### [THE PROBLEM]
Retype everything in the listing, leaving each line exactly as it is.

Data entries
□ □ □ □

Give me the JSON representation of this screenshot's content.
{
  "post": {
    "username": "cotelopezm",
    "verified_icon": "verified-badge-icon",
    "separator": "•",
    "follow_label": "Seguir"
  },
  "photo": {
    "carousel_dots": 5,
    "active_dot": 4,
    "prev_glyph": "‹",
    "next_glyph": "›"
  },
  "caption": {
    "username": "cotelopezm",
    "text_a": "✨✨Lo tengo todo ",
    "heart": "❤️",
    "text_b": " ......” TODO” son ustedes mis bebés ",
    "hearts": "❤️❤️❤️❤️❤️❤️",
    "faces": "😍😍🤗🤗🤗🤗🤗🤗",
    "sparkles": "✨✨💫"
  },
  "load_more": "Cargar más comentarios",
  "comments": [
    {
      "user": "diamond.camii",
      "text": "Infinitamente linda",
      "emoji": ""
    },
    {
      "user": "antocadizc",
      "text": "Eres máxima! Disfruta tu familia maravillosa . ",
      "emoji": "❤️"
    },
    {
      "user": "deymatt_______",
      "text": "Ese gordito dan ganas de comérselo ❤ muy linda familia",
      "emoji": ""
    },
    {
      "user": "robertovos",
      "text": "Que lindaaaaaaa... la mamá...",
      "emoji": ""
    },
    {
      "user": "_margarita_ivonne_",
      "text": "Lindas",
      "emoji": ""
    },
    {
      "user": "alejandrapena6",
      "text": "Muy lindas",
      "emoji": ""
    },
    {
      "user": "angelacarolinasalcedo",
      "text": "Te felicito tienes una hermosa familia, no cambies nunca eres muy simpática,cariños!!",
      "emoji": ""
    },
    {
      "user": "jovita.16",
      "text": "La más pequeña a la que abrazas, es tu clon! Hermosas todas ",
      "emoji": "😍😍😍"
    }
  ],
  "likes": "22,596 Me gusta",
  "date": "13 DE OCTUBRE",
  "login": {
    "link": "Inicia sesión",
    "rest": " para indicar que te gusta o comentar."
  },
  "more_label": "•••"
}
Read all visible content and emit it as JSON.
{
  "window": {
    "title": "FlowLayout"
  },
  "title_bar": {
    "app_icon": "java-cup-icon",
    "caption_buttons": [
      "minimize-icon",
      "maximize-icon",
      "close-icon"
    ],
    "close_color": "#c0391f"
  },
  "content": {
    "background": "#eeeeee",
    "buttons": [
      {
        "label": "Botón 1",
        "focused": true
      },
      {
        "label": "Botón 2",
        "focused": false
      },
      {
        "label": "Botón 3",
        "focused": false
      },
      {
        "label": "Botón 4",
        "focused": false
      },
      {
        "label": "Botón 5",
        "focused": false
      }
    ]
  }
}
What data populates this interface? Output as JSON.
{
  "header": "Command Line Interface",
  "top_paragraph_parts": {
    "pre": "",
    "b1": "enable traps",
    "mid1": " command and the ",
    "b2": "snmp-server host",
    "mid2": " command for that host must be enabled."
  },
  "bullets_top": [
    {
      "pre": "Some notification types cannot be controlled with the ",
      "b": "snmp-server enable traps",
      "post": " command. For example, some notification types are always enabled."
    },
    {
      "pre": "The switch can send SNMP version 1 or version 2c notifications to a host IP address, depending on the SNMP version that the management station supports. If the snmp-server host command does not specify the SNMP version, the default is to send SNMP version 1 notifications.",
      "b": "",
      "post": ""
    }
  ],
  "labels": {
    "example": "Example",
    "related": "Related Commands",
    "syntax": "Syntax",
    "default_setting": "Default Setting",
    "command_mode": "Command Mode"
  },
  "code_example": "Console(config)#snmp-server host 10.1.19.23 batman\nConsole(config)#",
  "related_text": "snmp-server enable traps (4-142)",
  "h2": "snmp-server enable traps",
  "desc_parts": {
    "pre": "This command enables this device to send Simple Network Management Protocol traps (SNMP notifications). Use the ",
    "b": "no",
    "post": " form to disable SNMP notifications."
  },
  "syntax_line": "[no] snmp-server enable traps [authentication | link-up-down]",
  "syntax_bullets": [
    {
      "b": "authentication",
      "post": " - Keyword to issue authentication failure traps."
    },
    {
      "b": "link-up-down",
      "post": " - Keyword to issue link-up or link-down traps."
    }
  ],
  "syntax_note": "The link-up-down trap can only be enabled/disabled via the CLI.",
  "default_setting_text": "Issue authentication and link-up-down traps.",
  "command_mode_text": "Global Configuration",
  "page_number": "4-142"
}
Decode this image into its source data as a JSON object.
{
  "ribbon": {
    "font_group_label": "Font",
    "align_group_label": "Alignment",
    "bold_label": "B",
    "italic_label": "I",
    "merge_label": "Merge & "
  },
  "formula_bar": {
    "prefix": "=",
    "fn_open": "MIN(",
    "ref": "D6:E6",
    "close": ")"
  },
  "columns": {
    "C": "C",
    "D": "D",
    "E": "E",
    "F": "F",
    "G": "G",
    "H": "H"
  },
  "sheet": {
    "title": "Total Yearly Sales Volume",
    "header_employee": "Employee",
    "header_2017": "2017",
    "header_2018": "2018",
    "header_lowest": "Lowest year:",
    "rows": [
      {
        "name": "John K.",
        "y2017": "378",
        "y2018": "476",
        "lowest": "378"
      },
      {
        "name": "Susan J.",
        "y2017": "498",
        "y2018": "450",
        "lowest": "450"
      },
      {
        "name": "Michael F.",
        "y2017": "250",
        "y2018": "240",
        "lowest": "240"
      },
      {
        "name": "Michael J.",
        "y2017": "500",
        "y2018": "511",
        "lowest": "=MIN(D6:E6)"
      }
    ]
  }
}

□ □ □ □

### [SOLUTION FOR THIS EXERCISE]
Give me the JSON representation of this screenshot's content.
{
  "post": {
    "username": "cotelopezm",
    "verified_icon": "verified-badge-icon",
    "separator": "•",
    "follow_label": "Seguir"
  },
  "photo": {
    "carousel_dots": 5,
    "active_dot": 4,
    "prev_glyph": "‹",
    "next_glyph": "›"
  },
  "caption": {
    "username": "cotelopezm",
    "text_a": "✨✨Lo tengo todo ",
    "heart": "❤️",
    "text_b": " ......” TODO” son ustedes mis bebés ",
    "hearts": "❤️❤️❤️❤️❤️❤️",
    "faces": "😍😍🤗🤗🤗🤗🤗🤗",
    "sparkles": "✨✨💫"
  },
  "load_more": "Cargar más comentarios",
  "comments": [
    {
      "user": "diamond.camii",
      "text": "Infinitamente linda",
      "emoji": ""
    },
    {
      "user": "antocadizc",
      "text": "Eres máxima! Disfruta tu familia maravillosa . ",
      "emoji": "❤️"
    },
    {
      "user": "deymatt_______",
      "text": "Ese gordito dan ganas de comérselo ❤ muy linda familia",
      "emoji": ""
    },
    {
      "user": "robertovos",
      "text": "Que lindaaaaaaa... la mamá...",
      "emoji": ""
    },
    {
      "user": "_margarita_ivonne_",
      "text": "Lindas",
      "emoji": ""
    },
    {
      "user": "alejandrapena6",
      "text": "Muy lindas",
      "emoji": ""
    },
    {
      "user": "angelacarolinasalcedo",
      "text": "Te felicito tienes una hermosa familia, no cambies nunca eres muy simpática,cariños!!",
      "emoji": ""
    },
    {
      "user": "jovita.16",
      "text": "La más pequeña a la que abrazas, es tu clon! Hermosas todas ",
      "emoji": "😍😍😍"
    }
  ],
  "likes": "22,596 Me gusta",
  "date": "13 DE OCTUBRE",
  "login": {
    "link": "Inicia sesión",
    "rest": " para indicar que te gusta o comentar."
  },
  "more_label": "•••"
}
Read all visible content and emit it as JSON.
{
  "window": {
    "title": "FlowLayout"
  },
  "title_bar": {
    "app_icon": "java-cup-icon",
    "caption_buttons": [
      "minimize-icon",
      "maximize-icon",
      "close-icon"
    ],
    "close_color": "#c0391f"
  },
  "content": {
    "background": "#eeeeee",
    "buttons": [
      {
        "label": "Botón 1",
        "focused": true
      },
      {
        "label": "Botón 2",
        "focused": false
      },
      {
        "label": "Botón 3",
        "focused": false
      },
      {
        "label": "Botón 4",
        "focused": false
      },
      {
        "label": "Botón 5",
        "focused": false
      }
    ]
  }
}
What data populates this interface? Output as JSON.
{
  "header": "Command Line Interface",
  "top_paragraph_parts": {
    "pre": "",
    "b1": "enable traps",
    "mid1": " command and the ",
    "b2": "snmp-server host",
    "mid2": " command for that host must be enabled."
  },
  "bullets_top": [
    {
      "pre": "Some notification types cannot be controlled with the ",
      "b": "snmp-server enable traps",
      "post": " command. For example, some notification types are always enabled."
    },
    {
      "pre": "The switch can send SNMP version 1 or version 2c notifications to a host IP address, depending on the SNMP version that the management station supports. If the snmp-server host command does not specify the SNMP version, the default is to send SNMP version 1 notifications.",
      "b": "",
      "post": ""
    }
  ],
  "labels": {
    "example": "Example",
    "related": "Related Commands",
    "syntax": "Syntax",
    "default_setting": "Default Setting",
    "command_mode": "Command Mode"
  },
  "code_example": "Console(config)#snmp-server host 10.1.19.23 batman\nConsole(config)#",
  "related_text": "snmp-server enable traps (4-142)",
  "h2": "snmp-server enable traps",
  "desc_parts": {
    "pre": "This command enables this device to send Simple Network Management Protocol traps (SNMP notifications). Use the ",
    "b": "no",
    "post": " form to disable SNMP notifications."
  },
  "syntax_line": "[no] snmp-server enable traps [authentication | link-up-down]",
  "syntax_bullets": [
    {
      "b": "authentication",
      "post": " - Keyword to issue authentication failure traps."
    },
    {
      "b": "link-up-down",
      "post": " - Keyword to issue link-up or link-down traps."
    }
  ],
  "syntax_note": "The link-up-down trap can only be enabled/disabled via the CLI.",
  "default_setting_text": "Issue authentication and link-up-down traps.",
  "command_mode_text": "Global Configuration",
  "page_number": "4-142"
}
Decode this image into its source data as a JSON object.
{
  "ribbon": {
    "font_group_label": "Font",
    "align_group_label": "Alignment",
    "bold_label": "B",
    "italic_label": "I",
    "merge_label": "Merge & "
  },
  "formula_bar": {
    "prefix": "=",
    "fn_open": "MIN(",
    "ref": "D6:E6",
    "close": ")"
  },
  "columns": {
    "C": "C",
    "D": "D",
    "E": "E",
    "F": "F",
    "G": "G",
    "H": "H"
  },
  "sheet": {
    "title": "Total Yearly Sales Volume",
    "header_employee": "Employee",
    "header_2017": "2017",
    "header_2018": "2018",
    "header_lowest": "Lowest year:",
    "rows": [
      {
        "name": "John K.",
        "y2017": "378",
        "y2018": "476",
        "lowest": "378"
      },
      {
        "name": "Susan J.",
        "y2017": "498",
        "y2018": "450",
        "lowest": "450"
      },
      {
        "name": "Michael F.",
        "y2017": "250",
        "y2018": "240",
        "lowest": "240"
      },
      {
        "name": "Michael J.",
        "y2017": "500",
        "y2018": "511",
        "lowest": "=MIN(D6:E6)"
      }
    ]
  }
}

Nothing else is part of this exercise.